■ Instructions for the task
Drop every picture and give the entries back exactly.

■ Data shown
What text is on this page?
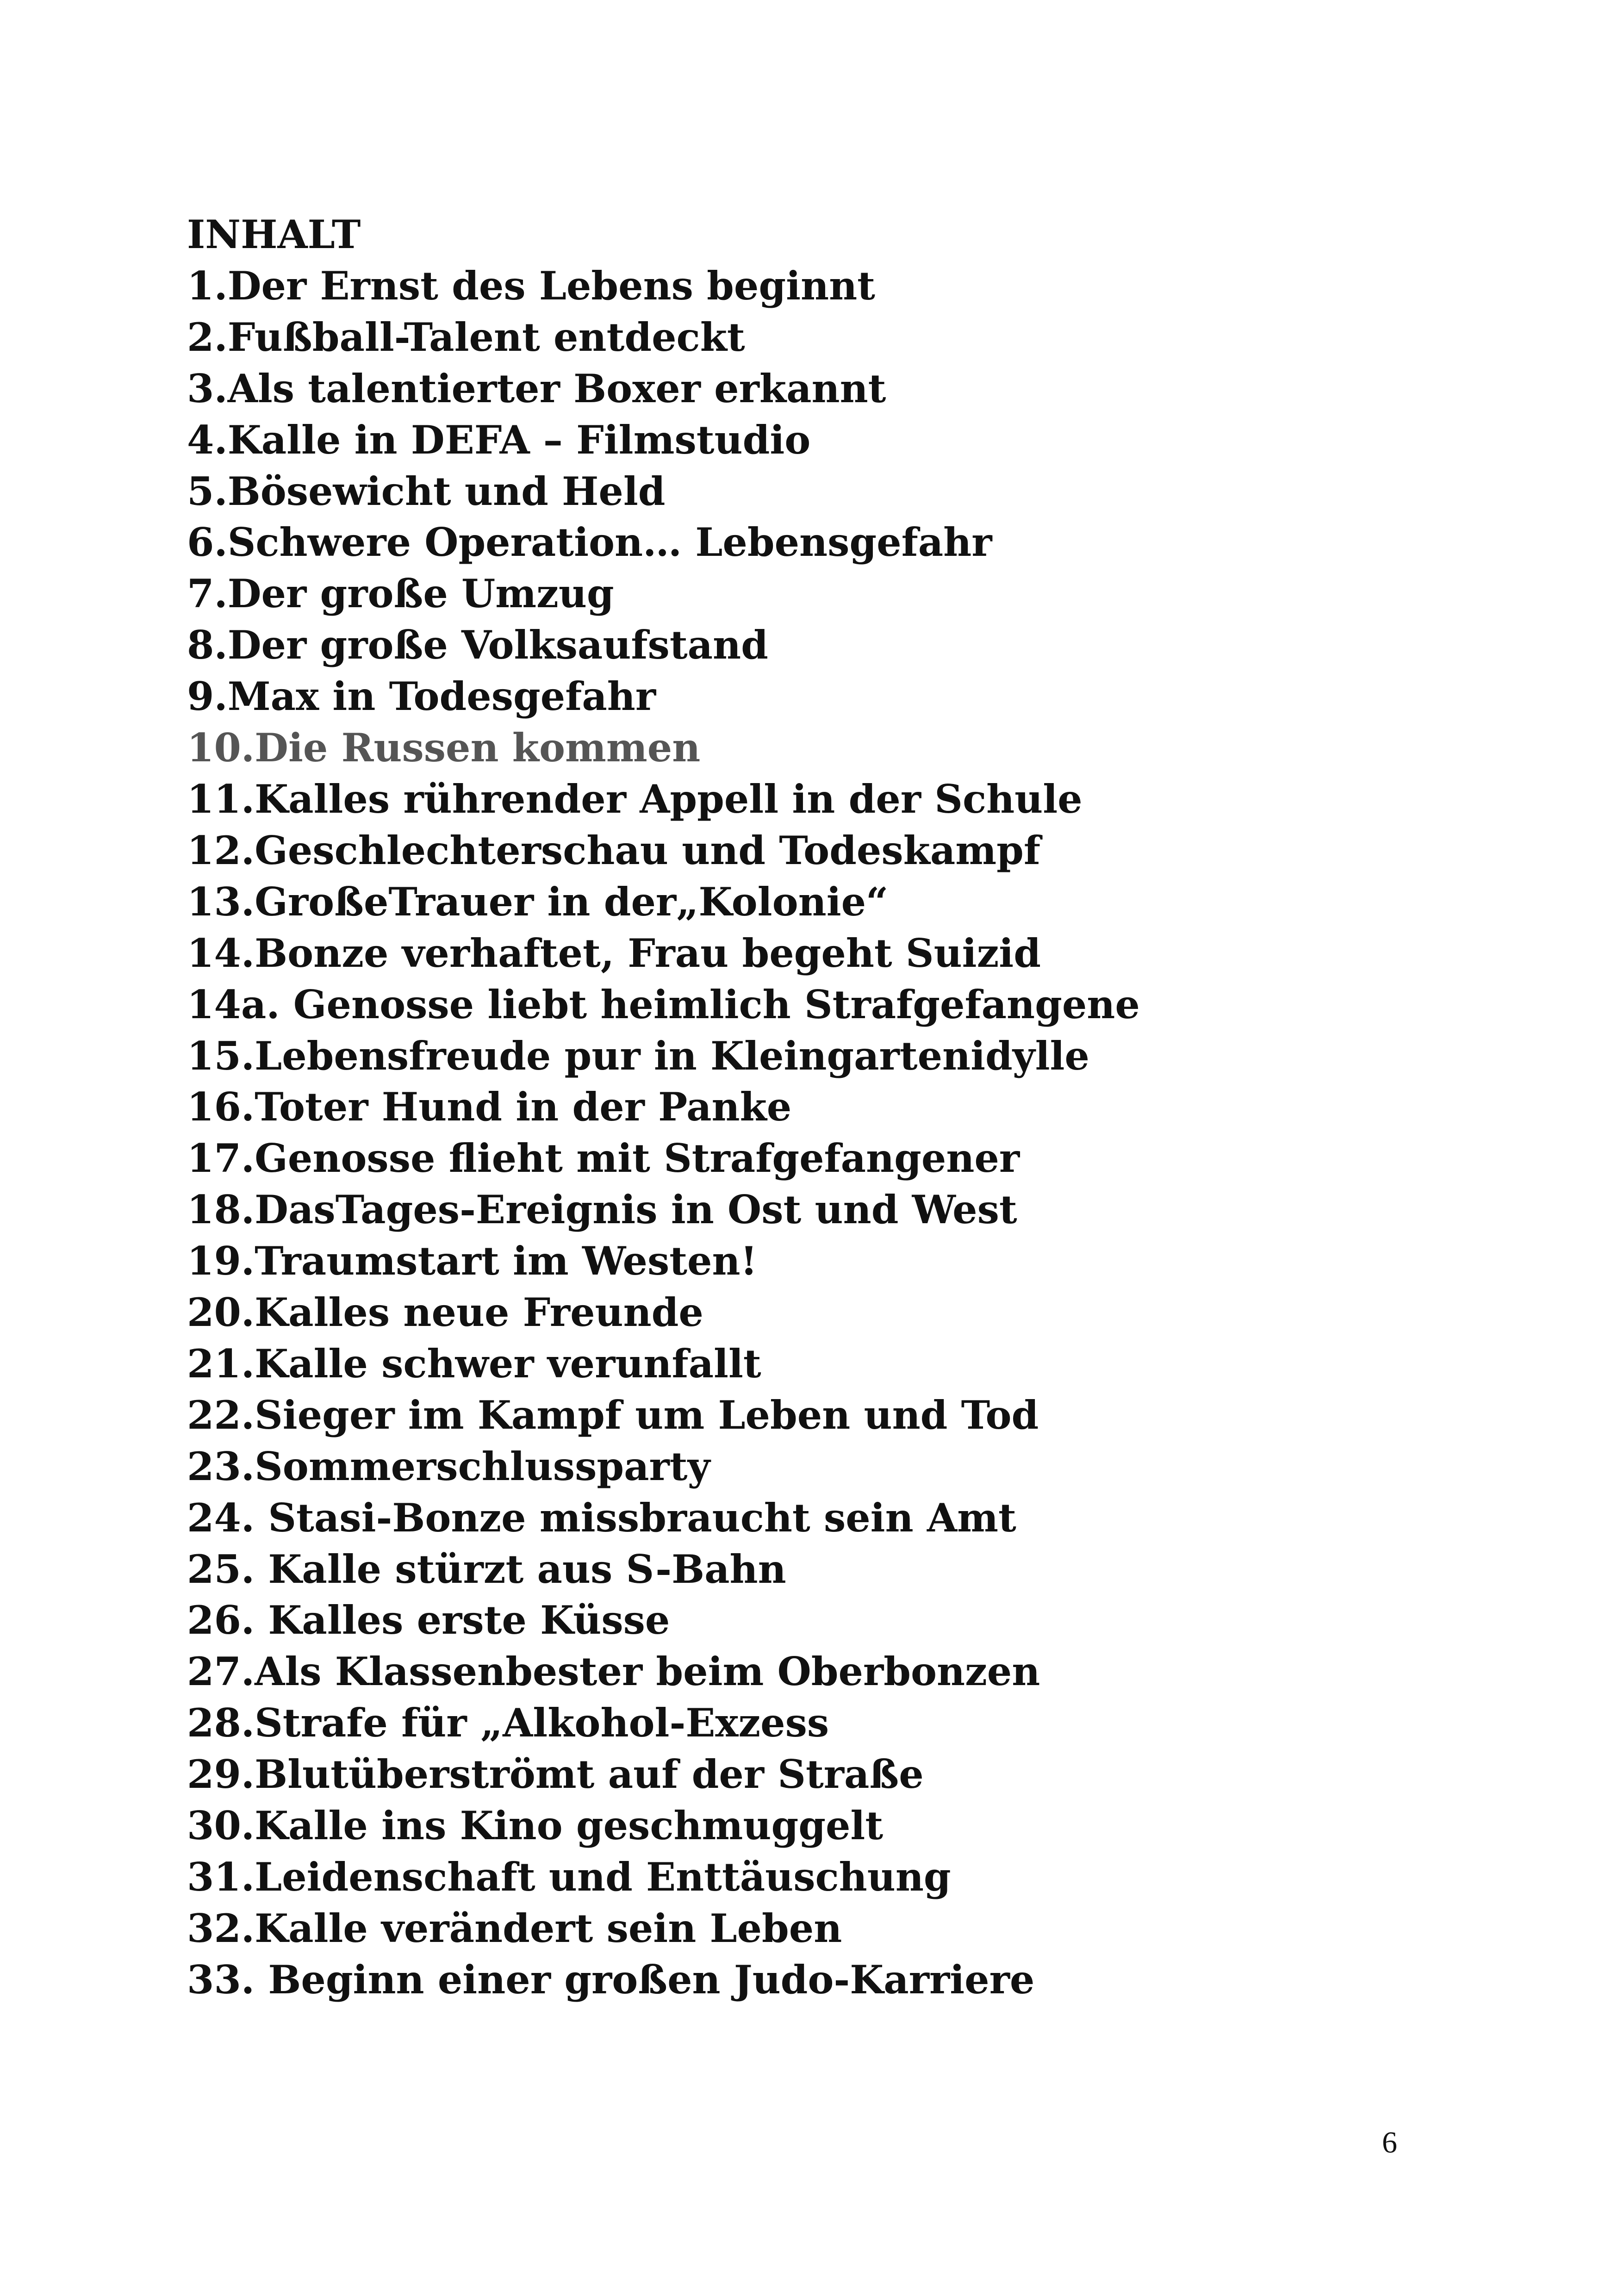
INHALT
1.Der Ernst des Lebens beginnt
2.Fußball-Talent entdeckt
3.Als talentierter Boxer erkannt
4.Kalle in DEFA – Filmstudio
5.Bösewicht und Held
6.Schwere Operation… Lebensgefahr
7.Der große Umzug
8.Der große Volksaufstand
9.Max in Todesgefahr
10.Die Russen kommen
11.Kalles rührender Appell in der Schule
12.Geschlechterschau und Todeskampf
13.GroßeTrauer in der„Kolonie“
14.Bonze verhaftet, Frau begeht Suizid
14a. Genosse liebt heimlich Strafgefangene
15.Lebensfreude pur in Kleingartenidylle
16.Toter Hund in der Panke
17.Genosse flieht mit Strafgefangener
18.DasTages-Ereignis in Ost und West
19.Traumstart im Westen!
20.Kalles neue Freunde
21.Kalle schwer verunfallt
22.Sieger im Kampf um Leben und Tod
23.Sommerschlussparty
24. Stasi-Bonze missbraucht sein Amt
25. Kalle stürzt aus S-Bahn
26. Kalles erste Küsse
27.Als Klassenbester beim Oberbonzen
28.Strafe für „Alkohol-Exzess
29.Blutüberströmt auf der Straße
30.Kalle ins Kino geschmuggelt
31.Leidenschaft und Enttäuschung
32.Kalle verändert sein Leben
33. Beginn einer großen Judo-Karriere
6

■ Exercise result
What text is on this page?
INHALT
1.Der Ernst des Lebens beginnt
2.Fußball-Talent entdeckt
3.Als talentierter Boxer erkannt
4.Kalle in DEFA – Filmstudio
5.Bösewicht und Held
6.Schwere Operation… Lebensgefahr
7.Der große Umzug
8.Der große Volksaufstand
9.Max in Todesgefahr
10.Die Russen kommen
11.Kalles rührender Appell in der Schule
12.Geschlechterschau und Todeskampf
13.GroßeTrauer in der„Kolonie“
14.Bonze verhaftet, Frau begeht Suizid
14a. Genosse liebt heimlich Strafgefangene
15.Lebensfreude pur in Kleingartenidylle
16.Toter Hund in der Panke
17.Genosse flieht mit Strafgefangener
18.DasTages-Ereignis in Ost und West
19.Traumstart im Westen!
20.Kalles neue Freunde
21.Kalle schwer verunfallt
22.Sieger im Kampf um Leben und Tod
23.Sommerschlussparty
24. Stasi-Bonze missbraucht sein Amt
25. Kalle stürzt aus S-Bahn
26. Kalles erste Küsse
27.Als Klassenbester beim Oberbonzen
28.Strafe für „Alkohol-Exzess
29.Blutüberströmt auf der Straße
30.Kalle ins Kino geschmuggelt
31.Leidenschaft und Enttäuschung
32.Kalle verändert sein Leben
33. Beginn einer großen Judo-Karriere
6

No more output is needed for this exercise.